#### SUPPLIED ENTRIES ####

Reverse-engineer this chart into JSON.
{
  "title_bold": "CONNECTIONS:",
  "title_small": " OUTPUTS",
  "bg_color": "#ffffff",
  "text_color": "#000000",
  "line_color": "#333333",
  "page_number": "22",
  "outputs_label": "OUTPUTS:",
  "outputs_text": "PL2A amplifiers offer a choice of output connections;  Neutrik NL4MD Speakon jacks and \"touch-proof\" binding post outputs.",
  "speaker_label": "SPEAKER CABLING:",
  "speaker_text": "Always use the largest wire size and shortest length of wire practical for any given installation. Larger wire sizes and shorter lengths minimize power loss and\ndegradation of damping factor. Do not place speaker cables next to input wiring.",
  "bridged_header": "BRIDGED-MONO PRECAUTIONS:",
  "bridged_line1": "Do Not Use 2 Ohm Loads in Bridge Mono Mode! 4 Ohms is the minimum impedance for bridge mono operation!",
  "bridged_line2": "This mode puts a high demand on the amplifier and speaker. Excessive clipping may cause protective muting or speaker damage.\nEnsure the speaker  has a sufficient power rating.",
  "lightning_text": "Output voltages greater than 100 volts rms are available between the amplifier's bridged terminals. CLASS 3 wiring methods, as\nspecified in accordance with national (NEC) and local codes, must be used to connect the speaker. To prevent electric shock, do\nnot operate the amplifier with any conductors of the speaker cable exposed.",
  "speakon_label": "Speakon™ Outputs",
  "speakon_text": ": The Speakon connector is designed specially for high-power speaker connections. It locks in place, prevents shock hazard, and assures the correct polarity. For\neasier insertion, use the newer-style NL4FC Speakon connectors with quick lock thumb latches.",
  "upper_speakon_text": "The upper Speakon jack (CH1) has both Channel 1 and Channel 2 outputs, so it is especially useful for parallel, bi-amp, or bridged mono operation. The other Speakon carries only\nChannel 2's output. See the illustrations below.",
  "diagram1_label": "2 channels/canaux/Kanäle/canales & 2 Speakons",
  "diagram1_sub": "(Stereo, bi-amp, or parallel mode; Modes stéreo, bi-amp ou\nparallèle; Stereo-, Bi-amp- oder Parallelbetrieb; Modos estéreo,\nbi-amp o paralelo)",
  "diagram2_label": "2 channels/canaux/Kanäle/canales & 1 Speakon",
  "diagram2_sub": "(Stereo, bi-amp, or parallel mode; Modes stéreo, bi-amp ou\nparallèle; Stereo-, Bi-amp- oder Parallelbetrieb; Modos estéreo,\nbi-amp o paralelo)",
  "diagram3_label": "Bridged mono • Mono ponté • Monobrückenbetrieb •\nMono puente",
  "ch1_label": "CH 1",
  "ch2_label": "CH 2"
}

####

WORK TO DO. Scan the data for the word "parallel" and copy every line where it shows up.

RESULT.
  "upper_speakon_text": "The upper Speakon jack (CH1) has both Channel 1 and Channel 2 outputs, so it is especially useful for parallel, bi-amp, or bridged mono operation. The other Speakon carries only\nChannel 2's output. See the illustrations below.",
  "diagram1_sub": "(Stereo, bi-amp, or parallel mode; Modes stéreo, bi-amp ou\nparallèle; Stereo-, Bi-amp- oder Parallelbetrieb; Modos estéreo,\nbi-amp o paralelo)",
  "diagram2_sub": "(Stereo, bi-amp, or parallel mode; Modes stéreo, bi-amp ou\nparallèle; Stereo-, Bi-amp- oder Parallelbetrieb; Modos estéreo,\nbi-amp o paralelo)",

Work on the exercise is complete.